Stored entries:
☆ ☆ ☆
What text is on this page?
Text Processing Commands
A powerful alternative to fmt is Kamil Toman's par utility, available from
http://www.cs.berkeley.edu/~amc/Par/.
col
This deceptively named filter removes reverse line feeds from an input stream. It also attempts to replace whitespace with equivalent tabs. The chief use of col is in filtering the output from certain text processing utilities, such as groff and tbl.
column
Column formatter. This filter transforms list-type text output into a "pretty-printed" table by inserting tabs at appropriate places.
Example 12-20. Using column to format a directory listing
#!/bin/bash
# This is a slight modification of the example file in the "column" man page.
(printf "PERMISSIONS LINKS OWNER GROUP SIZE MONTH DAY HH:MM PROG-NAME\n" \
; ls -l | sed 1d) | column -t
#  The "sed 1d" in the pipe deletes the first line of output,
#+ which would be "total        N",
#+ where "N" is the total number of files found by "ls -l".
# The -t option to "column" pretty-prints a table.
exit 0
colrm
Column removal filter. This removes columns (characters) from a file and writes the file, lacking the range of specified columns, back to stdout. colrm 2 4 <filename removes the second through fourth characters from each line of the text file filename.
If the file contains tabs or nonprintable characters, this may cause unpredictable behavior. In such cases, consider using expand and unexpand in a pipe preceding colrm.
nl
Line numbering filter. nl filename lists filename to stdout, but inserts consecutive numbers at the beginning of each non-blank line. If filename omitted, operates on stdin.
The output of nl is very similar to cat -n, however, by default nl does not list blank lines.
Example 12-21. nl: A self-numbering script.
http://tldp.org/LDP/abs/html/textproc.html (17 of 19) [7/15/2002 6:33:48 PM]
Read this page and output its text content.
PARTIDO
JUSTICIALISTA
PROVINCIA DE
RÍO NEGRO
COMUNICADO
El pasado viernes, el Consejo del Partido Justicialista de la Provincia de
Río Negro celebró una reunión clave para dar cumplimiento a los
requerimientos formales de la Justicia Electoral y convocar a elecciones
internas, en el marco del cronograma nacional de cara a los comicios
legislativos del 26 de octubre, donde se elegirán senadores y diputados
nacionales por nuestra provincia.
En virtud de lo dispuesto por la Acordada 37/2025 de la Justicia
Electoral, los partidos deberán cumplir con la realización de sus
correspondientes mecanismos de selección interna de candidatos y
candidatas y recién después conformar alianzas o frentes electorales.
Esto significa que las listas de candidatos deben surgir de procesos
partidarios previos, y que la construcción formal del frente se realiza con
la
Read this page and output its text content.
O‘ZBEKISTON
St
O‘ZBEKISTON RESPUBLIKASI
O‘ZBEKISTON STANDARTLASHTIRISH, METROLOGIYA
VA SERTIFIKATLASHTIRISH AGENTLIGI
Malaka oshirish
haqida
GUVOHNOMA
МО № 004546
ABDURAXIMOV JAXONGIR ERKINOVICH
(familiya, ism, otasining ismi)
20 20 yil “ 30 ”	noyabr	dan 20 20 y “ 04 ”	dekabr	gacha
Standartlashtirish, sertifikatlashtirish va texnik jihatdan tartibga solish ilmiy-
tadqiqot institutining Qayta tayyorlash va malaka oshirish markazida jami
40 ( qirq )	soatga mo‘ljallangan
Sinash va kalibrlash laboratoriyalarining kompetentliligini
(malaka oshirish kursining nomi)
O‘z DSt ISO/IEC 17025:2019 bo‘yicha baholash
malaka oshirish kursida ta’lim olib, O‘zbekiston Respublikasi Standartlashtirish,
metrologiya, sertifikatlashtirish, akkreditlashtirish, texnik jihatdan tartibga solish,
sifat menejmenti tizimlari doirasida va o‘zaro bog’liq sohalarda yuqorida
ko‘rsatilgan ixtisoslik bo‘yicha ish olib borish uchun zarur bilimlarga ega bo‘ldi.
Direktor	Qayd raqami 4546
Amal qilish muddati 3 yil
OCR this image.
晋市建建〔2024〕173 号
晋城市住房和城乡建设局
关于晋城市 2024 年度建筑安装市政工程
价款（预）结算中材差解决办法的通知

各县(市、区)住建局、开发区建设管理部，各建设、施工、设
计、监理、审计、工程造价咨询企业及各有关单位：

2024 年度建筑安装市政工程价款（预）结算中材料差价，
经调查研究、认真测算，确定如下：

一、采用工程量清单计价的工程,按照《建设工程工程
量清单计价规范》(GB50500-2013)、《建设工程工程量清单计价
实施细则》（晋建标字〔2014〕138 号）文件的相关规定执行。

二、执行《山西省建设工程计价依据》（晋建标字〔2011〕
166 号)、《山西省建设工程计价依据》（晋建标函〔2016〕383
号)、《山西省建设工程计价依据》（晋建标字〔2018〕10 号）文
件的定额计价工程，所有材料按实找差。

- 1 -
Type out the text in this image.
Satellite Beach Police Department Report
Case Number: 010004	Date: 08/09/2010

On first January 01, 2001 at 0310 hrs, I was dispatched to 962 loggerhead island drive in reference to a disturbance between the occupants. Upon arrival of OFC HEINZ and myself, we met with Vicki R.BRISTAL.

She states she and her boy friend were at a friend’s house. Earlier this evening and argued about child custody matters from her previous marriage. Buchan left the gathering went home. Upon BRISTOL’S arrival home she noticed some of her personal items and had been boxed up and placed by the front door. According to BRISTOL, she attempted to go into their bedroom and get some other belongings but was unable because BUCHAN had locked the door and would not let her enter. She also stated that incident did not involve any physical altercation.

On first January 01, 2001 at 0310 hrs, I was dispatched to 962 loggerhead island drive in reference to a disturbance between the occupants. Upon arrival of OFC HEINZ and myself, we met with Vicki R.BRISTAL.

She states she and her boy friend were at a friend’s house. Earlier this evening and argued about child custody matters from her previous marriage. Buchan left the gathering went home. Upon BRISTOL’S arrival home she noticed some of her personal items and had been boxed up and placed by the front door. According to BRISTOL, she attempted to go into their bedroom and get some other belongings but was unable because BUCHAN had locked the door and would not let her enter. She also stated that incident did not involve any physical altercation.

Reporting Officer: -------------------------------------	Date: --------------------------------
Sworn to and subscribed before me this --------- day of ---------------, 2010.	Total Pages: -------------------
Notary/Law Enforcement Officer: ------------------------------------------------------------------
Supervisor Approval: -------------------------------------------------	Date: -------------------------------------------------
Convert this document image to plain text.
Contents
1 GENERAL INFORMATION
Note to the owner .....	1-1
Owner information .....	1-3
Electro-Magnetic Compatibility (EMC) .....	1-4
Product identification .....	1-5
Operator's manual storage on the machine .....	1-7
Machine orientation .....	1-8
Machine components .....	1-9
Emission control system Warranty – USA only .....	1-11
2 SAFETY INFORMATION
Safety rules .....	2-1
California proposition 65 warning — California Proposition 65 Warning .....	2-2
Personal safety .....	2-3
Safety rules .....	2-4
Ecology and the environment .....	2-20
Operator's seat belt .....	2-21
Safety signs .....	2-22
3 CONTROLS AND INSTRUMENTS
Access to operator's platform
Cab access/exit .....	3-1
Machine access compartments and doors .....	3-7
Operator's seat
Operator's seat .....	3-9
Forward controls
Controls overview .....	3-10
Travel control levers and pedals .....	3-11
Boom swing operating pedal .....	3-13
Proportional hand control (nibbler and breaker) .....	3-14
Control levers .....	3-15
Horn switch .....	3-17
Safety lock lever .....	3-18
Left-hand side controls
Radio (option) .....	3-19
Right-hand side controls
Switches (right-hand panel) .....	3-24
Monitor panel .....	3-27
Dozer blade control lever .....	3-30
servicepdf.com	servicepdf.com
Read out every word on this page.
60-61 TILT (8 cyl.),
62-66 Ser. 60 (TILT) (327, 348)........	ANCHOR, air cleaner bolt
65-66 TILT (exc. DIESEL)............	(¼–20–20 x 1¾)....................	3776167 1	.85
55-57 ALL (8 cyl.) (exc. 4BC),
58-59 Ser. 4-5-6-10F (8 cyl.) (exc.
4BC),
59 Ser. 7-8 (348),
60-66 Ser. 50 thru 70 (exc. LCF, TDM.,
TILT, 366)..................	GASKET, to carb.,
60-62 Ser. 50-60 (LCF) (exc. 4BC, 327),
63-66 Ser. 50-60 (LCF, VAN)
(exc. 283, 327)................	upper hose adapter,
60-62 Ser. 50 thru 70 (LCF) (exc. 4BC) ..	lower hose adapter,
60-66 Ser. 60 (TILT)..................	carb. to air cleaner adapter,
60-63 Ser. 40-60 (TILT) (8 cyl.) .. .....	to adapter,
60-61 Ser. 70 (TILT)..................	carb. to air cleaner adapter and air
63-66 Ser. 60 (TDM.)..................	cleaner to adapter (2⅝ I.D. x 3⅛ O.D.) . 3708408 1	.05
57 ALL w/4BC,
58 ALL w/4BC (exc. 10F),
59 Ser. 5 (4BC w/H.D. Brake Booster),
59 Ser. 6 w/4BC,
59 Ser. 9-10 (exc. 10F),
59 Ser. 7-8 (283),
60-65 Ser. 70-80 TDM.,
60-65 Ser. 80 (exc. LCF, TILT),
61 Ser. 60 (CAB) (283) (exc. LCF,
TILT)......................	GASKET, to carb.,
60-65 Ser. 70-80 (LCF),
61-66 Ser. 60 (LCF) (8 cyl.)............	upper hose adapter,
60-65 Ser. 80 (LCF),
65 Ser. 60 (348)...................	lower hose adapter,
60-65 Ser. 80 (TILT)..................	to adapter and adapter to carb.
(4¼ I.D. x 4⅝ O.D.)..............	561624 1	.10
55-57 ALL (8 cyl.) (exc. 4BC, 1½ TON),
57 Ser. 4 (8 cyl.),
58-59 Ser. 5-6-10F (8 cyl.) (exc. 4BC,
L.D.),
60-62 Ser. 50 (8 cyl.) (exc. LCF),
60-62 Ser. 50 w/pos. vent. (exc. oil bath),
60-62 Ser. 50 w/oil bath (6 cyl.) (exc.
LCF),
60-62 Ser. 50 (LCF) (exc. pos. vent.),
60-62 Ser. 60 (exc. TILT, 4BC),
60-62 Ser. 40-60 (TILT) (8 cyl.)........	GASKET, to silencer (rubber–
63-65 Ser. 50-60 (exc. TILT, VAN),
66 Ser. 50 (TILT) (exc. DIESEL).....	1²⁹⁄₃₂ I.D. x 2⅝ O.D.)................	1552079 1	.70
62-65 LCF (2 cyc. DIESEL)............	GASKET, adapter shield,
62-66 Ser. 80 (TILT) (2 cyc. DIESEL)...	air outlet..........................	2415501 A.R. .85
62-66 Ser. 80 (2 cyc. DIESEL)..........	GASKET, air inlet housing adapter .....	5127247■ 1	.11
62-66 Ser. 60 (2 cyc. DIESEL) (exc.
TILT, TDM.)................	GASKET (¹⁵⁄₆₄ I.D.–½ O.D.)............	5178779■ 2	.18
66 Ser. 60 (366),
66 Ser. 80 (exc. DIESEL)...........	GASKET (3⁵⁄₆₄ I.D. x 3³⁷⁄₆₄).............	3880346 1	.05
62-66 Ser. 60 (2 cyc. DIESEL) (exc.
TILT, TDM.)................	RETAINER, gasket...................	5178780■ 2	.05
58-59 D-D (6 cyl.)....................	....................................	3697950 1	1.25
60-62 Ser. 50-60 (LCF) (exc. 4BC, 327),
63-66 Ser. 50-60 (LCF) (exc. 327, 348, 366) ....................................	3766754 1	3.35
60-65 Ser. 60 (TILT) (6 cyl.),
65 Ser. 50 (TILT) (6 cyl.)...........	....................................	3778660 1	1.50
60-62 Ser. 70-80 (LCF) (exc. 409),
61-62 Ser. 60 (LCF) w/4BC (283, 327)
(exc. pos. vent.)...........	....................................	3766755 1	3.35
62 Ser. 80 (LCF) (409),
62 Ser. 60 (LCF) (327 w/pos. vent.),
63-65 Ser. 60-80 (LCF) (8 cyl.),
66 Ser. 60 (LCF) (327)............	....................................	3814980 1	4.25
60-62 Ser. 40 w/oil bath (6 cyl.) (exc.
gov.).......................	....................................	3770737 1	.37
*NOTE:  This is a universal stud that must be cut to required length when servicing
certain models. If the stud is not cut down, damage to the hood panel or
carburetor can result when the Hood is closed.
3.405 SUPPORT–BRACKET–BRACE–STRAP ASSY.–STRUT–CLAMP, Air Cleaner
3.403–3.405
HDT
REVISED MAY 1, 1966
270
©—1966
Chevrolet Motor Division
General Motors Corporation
☆ ☆ ☆
Instructions for the task: Return each line of the data that contains the string "vent".

Result of this exercise:
60-62 Ser. 50 w/pos. vent. (exc. oil bath),
60-62 Ser. 50 (LCF) (exc. pos. vent.),
(exc. pos. vent.)...........	....................................	3766755 1	3.35
62 Ser. 60 (LCF) (327 w/pos. vent.),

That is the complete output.